> SET PROBLEM: Please copy every line of the records below that holds the word "nhạt".

> EXERCISE MATERIAL:
(begin)

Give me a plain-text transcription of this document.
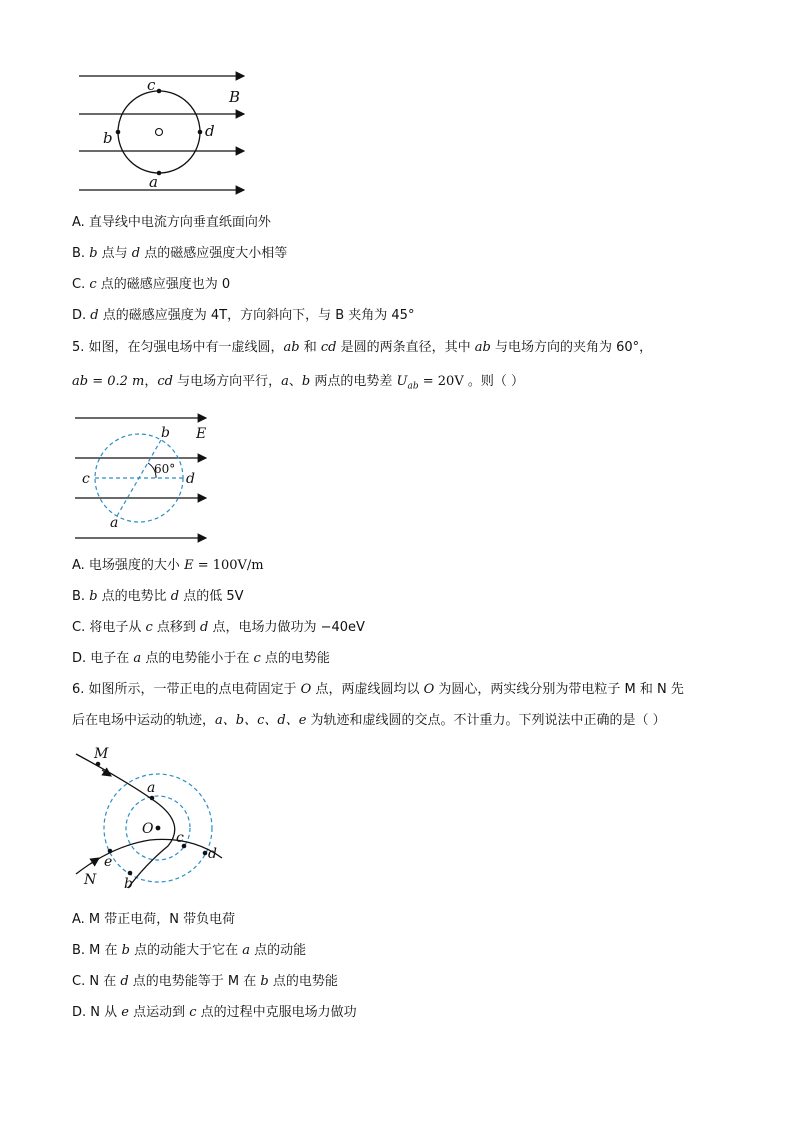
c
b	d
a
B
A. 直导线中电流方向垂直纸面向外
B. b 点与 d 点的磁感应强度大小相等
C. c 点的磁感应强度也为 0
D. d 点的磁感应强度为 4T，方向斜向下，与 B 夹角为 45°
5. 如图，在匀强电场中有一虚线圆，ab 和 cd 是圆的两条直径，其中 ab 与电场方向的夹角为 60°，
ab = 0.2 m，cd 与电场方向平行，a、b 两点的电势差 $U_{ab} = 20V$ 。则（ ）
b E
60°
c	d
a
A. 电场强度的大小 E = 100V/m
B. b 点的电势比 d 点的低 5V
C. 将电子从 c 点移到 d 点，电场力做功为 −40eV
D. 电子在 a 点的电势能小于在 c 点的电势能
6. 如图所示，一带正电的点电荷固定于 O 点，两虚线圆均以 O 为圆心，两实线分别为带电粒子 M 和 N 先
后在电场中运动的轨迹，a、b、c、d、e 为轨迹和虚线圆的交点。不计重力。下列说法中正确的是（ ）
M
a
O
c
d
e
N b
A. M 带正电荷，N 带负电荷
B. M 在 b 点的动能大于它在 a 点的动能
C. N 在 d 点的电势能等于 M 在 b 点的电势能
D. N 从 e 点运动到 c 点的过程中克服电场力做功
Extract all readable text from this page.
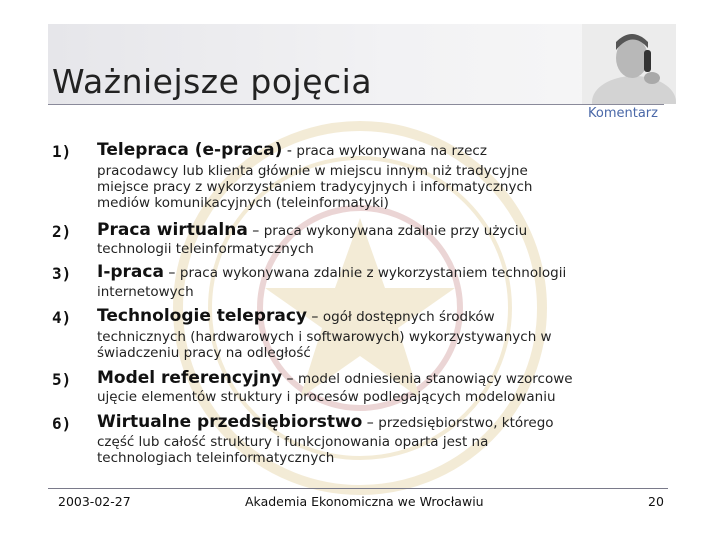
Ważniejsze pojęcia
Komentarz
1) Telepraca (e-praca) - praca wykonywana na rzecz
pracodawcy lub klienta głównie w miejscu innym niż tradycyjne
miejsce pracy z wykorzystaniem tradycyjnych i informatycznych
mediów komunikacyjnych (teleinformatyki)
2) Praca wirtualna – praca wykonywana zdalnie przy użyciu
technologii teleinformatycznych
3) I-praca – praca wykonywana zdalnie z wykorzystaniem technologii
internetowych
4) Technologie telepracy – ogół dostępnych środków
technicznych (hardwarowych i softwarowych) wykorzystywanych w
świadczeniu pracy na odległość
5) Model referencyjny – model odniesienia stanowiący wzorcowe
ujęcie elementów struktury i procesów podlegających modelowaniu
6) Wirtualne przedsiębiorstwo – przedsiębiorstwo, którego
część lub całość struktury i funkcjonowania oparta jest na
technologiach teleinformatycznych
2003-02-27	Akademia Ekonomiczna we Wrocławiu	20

(end)
(begin)

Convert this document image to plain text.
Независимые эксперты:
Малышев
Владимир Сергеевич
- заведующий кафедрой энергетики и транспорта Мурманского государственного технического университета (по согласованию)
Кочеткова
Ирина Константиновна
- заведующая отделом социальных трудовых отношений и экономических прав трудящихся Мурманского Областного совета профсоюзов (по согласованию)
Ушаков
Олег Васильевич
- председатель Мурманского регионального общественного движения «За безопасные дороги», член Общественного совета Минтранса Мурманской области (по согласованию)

(end)
(begin)

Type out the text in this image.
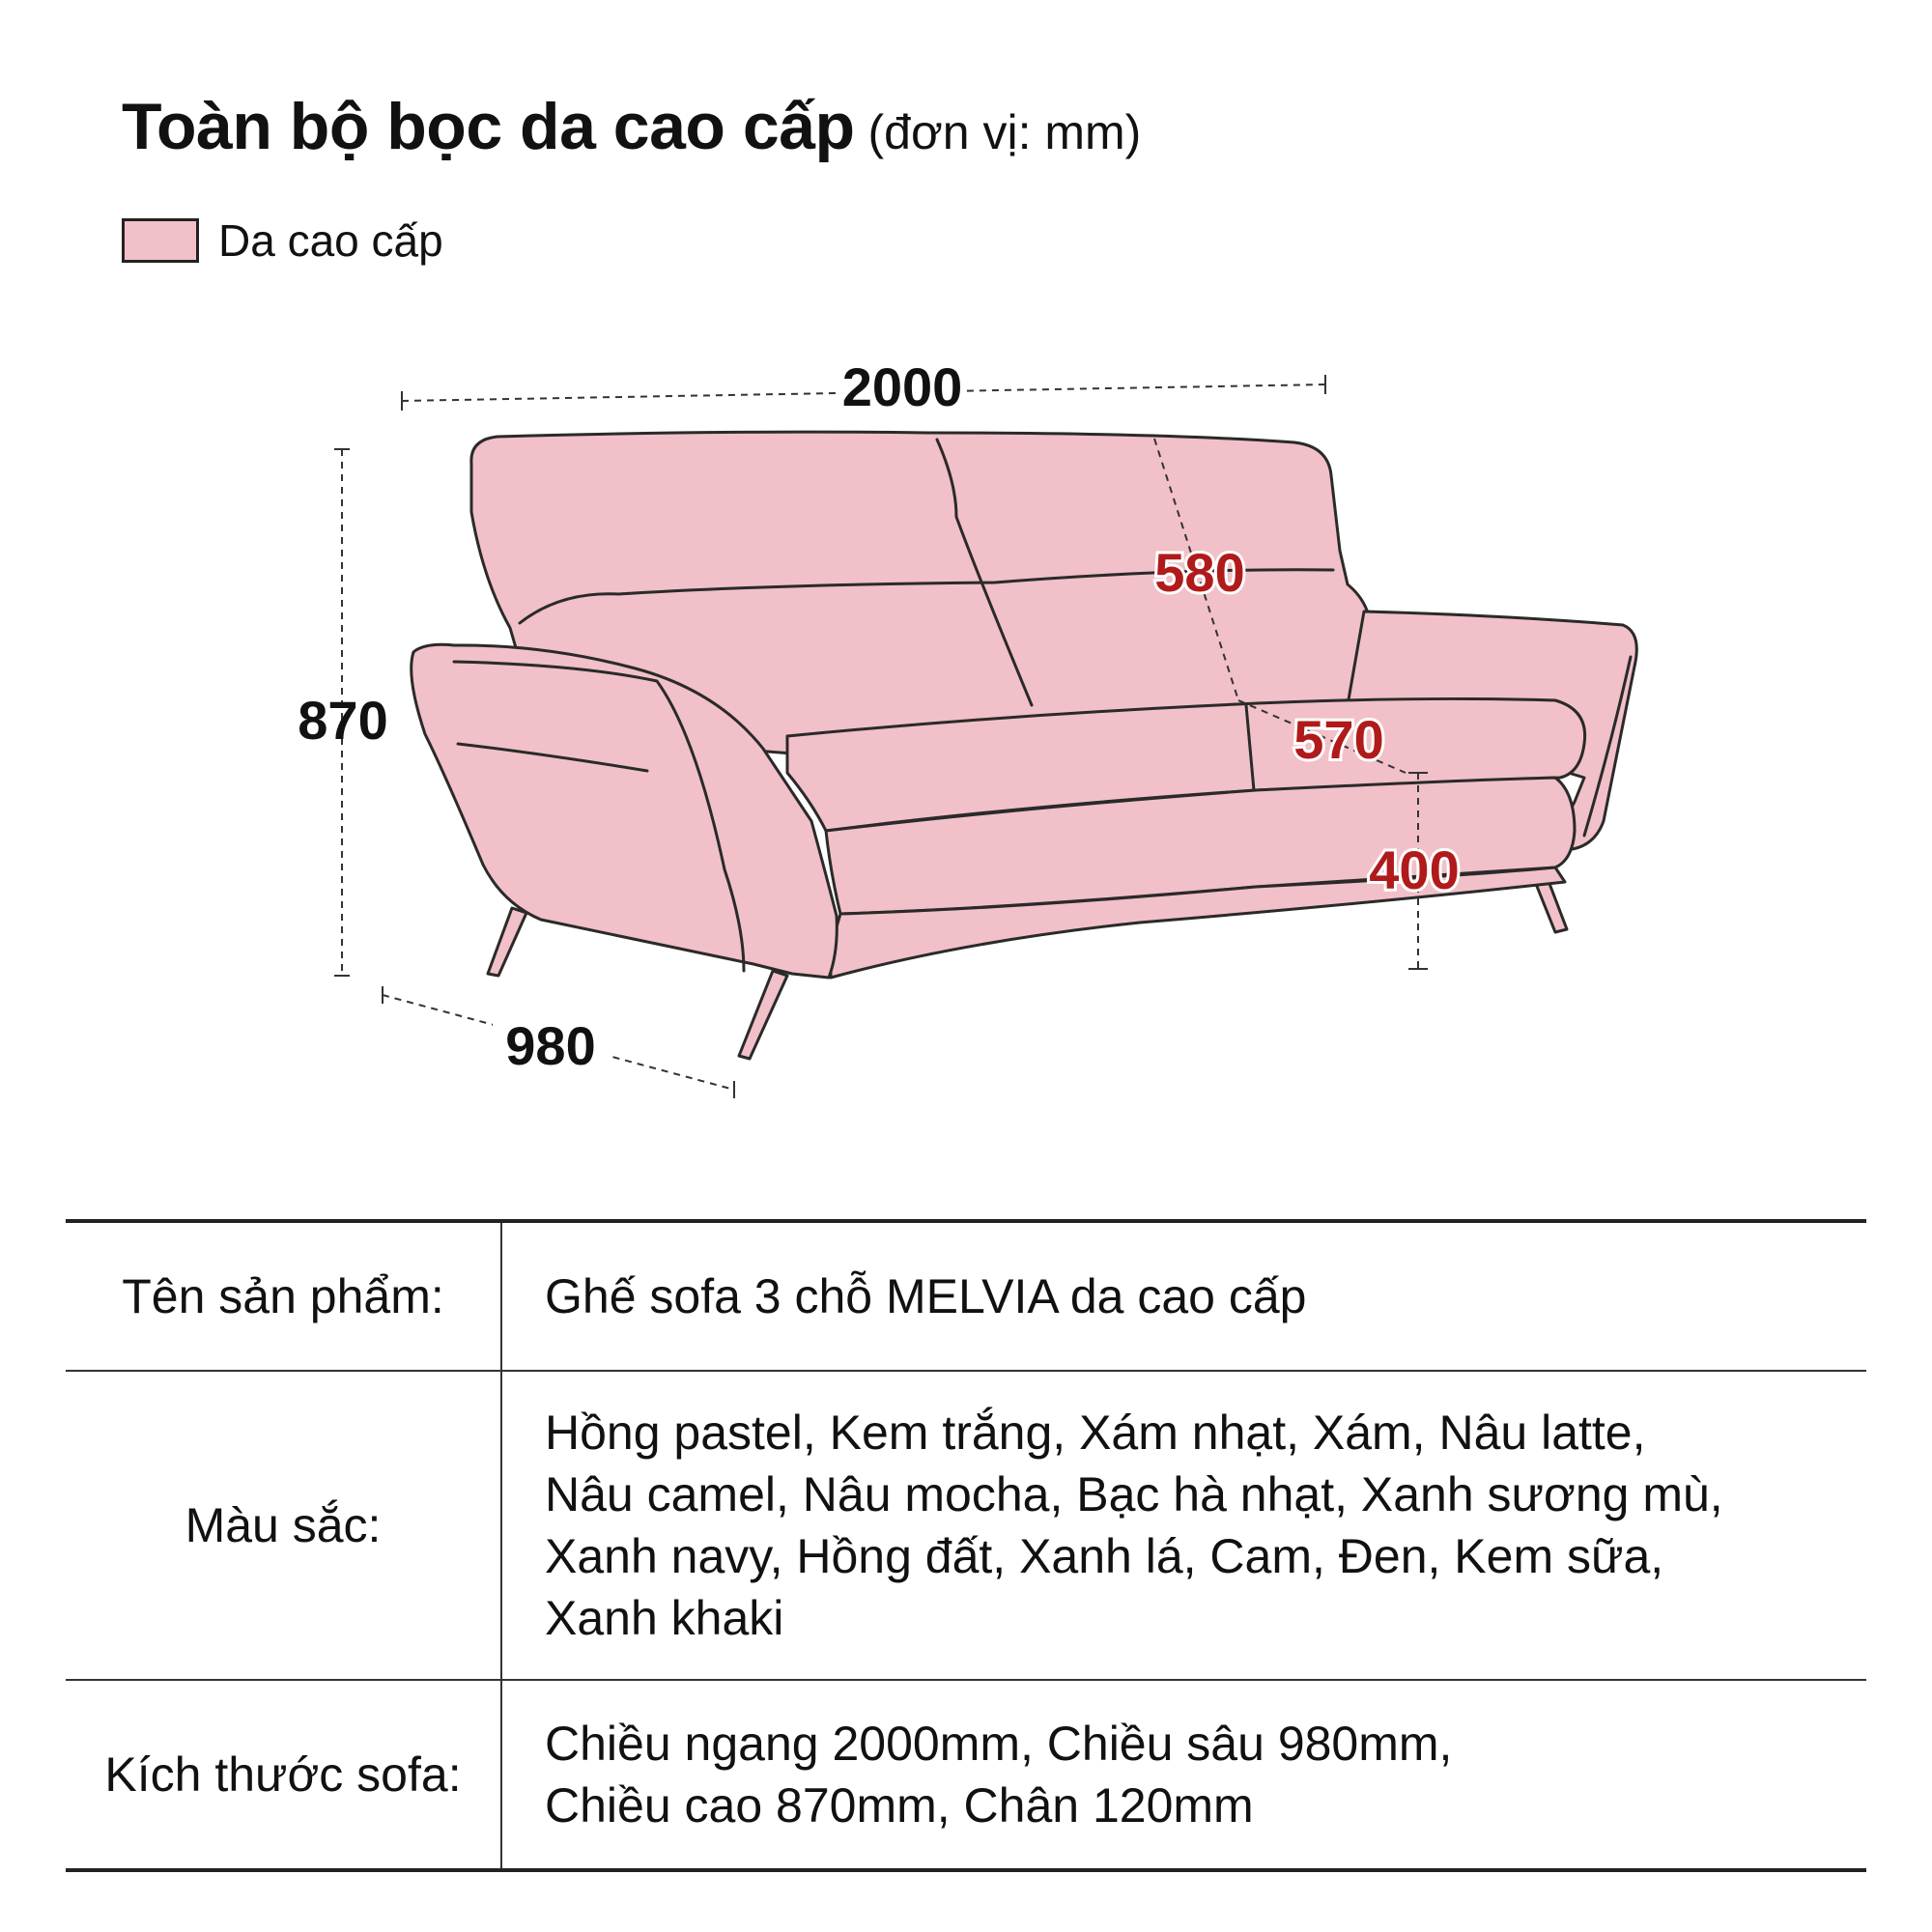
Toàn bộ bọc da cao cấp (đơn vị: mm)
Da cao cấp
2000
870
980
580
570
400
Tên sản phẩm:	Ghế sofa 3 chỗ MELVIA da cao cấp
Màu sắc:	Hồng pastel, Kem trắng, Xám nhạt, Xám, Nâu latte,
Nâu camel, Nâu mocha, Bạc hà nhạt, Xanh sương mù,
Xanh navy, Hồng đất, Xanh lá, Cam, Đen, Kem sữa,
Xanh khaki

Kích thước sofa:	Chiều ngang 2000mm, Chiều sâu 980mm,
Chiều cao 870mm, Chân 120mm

(end)

> FINISHED TASK:
Màu sắc:	Hồng pastel, Kem trắng, Xám nhạt, Xám, Nâu latte,
Nâu camel, Nâu mocha, Bạc hà nhạt, Xanh sương mù,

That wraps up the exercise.